The input:
────

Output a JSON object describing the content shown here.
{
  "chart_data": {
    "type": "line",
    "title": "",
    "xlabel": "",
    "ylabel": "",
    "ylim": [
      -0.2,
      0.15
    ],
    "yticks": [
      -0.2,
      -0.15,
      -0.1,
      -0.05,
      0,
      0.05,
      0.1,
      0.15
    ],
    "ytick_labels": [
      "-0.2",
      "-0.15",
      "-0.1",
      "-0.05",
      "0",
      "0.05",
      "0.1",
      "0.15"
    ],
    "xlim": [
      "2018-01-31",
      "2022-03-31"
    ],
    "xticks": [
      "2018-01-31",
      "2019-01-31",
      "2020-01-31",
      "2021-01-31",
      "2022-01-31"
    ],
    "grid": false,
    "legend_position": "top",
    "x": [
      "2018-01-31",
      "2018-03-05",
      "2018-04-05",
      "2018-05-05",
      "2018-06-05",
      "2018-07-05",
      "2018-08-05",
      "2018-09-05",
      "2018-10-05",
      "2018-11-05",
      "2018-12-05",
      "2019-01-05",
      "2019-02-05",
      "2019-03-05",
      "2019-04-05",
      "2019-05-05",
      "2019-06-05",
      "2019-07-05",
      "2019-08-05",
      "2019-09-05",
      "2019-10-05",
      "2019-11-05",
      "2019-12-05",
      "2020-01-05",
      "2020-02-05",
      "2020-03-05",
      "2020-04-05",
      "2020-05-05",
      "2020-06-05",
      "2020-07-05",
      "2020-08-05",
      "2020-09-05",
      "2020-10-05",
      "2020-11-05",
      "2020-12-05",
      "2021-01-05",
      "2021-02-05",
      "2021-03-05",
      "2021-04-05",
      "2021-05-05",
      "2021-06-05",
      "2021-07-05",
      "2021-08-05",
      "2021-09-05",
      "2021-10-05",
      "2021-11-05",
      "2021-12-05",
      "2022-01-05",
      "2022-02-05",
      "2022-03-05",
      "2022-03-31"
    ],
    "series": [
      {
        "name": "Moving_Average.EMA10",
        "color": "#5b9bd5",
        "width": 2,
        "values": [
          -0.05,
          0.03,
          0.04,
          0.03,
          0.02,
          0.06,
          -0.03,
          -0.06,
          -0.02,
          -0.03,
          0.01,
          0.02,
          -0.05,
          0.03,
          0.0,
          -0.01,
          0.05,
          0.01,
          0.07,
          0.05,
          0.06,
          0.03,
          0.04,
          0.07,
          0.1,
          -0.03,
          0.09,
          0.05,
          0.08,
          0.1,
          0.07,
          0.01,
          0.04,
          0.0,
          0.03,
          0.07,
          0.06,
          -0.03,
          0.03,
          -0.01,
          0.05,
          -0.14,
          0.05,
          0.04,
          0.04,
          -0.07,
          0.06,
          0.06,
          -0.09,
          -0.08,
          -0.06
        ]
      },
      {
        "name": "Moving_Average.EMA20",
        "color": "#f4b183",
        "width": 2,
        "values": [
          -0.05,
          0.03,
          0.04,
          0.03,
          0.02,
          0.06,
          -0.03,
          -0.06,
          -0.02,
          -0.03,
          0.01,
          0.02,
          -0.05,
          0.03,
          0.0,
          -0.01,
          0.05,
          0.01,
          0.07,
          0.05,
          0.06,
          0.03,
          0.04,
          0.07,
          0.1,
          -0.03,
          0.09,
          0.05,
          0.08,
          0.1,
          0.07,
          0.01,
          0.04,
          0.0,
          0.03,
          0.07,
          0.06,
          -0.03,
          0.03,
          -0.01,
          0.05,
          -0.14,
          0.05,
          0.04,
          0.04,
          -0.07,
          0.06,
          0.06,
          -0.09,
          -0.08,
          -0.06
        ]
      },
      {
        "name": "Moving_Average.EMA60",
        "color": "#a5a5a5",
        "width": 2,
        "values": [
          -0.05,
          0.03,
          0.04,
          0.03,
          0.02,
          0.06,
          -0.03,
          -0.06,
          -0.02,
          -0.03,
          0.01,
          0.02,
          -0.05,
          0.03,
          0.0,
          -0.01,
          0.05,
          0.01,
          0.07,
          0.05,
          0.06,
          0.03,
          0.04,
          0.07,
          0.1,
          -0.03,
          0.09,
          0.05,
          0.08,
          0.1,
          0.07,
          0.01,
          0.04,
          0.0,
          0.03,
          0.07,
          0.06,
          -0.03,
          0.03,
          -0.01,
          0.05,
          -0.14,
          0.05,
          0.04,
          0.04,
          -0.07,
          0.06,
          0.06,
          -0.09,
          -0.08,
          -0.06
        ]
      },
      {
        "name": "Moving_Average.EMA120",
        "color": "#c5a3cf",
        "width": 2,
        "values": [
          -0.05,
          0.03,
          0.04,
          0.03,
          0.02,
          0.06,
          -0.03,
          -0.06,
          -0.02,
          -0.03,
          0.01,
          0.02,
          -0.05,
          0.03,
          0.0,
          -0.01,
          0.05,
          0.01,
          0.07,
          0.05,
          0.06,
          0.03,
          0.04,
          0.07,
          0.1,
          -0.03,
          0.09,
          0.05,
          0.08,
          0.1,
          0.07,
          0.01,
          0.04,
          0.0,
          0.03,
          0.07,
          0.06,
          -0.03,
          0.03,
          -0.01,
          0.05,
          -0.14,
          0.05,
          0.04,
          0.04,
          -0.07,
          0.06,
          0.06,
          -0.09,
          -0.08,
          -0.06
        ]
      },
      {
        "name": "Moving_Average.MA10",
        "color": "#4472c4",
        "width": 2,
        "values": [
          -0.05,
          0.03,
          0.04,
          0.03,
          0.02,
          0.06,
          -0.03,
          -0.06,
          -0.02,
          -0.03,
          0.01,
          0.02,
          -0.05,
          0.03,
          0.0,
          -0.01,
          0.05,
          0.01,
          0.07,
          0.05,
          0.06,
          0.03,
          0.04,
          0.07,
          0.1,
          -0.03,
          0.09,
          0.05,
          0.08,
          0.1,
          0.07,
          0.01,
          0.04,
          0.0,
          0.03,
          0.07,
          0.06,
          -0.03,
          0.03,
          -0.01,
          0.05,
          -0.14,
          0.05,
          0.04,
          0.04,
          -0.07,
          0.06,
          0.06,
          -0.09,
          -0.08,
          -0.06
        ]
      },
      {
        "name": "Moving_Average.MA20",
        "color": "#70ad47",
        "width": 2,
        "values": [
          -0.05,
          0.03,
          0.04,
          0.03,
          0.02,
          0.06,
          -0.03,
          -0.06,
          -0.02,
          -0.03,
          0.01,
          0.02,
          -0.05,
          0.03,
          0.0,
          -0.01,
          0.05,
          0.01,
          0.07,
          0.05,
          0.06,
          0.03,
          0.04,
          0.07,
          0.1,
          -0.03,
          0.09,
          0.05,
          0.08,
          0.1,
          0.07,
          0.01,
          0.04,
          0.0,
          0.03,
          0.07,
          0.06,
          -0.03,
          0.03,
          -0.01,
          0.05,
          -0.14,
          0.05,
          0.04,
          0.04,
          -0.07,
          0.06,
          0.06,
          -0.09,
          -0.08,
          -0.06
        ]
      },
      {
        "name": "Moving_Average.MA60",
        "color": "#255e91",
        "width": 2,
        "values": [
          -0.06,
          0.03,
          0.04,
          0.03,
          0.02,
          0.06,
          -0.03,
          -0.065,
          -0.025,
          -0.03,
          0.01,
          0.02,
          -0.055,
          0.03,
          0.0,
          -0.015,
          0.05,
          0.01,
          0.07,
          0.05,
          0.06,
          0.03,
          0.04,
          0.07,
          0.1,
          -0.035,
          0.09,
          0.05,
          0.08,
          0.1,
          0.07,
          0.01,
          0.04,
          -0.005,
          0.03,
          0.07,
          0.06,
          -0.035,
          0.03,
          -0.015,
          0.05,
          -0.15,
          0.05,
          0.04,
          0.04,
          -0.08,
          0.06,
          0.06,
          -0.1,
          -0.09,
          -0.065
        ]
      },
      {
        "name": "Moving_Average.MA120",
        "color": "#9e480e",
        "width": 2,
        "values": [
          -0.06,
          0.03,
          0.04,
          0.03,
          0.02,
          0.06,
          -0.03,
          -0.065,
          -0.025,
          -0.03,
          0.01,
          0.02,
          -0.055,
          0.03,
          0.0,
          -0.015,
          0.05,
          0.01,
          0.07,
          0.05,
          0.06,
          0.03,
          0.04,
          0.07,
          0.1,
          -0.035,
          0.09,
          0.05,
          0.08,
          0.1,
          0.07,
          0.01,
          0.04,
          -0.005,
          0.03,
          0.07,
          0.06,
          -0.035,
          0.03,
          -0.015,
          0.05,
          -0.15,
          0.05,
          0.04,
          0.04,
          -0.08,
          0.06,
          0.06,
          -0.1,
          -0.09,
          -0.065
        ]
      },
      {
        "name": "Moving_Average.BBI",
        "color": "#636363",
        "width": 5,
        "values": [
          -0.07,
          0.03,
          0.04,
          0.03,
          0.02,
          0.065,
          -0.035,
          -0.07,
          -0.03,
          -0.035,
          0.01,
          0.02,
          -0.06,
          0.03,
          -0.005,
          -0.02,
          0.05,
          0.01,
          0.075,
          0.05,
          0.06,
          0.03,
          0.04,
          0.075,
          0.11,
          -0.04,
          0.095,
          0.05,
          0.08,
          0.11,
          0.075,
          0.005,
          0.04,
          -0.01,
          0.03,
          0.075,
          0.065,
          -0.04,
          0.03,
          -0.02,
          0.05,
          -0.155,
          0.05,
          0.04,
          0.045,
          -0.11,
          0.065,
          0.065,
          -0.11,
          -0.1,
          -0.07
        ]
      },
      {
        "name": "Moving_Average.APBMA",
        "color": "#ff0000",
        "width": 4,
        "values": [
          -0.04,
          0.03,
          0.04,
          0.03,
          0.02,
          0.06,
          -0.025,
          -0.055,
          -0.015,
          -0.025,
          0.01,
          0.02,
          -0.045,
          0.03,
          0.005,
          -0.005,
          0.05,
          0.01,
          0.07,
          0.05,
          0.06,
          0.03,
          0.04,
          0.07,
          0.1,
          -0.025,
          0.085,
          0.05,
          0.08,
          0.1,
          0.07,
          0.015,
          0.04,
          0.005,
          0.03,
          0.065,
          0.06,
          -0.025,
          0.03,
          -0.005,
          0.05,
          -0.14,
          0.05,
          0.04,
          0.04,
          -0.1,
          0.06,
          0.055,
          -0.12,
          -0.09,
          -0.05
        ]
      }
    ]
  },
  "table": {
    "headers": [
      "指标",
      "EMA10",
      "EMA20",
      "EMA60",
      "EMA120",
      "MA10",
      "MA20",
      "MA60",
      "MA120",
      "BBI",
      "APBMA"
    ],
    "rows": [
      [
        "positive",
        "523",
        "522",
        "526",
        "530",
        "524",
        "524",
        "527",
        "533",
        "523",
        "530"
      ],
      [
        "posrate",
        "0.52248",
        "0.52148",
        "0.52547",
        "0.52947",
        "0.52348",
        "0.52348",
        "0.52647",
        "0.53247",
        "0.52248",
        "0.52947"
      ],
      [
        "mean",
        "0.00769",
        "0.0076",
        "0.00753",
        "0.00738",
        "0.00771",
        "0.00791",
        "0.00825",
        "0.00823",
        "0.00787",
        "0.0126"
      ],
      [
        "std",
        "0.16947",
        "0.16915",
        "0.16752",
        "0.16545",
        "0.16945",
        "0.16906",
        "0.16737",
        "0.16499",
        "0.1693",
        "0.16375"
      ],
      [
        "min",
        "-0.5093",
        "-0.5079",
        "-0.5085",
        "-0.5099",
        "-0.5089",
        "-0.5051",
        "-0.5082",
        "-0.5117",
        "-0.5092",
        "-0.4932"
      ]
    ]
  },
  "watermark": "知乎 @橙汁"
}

────

From the data, list each line in which the string "name" appears.

        "name": "Moving_Average.EMA10",
        "name": "Moving_Average.EMA20",
        "name": "Moving_Average.EMA60",
        "name": "Moving_Average.EMA120",
        "name": "Moving_Average.MA10",
        "name": "Moving_Average.MA20",
        "name": "Moving_Average.MA60",
        "name": "Moving_Average.MA120",
        "name": "Moving_Average.BBI",
        "name": "Moving_Average.APBMA",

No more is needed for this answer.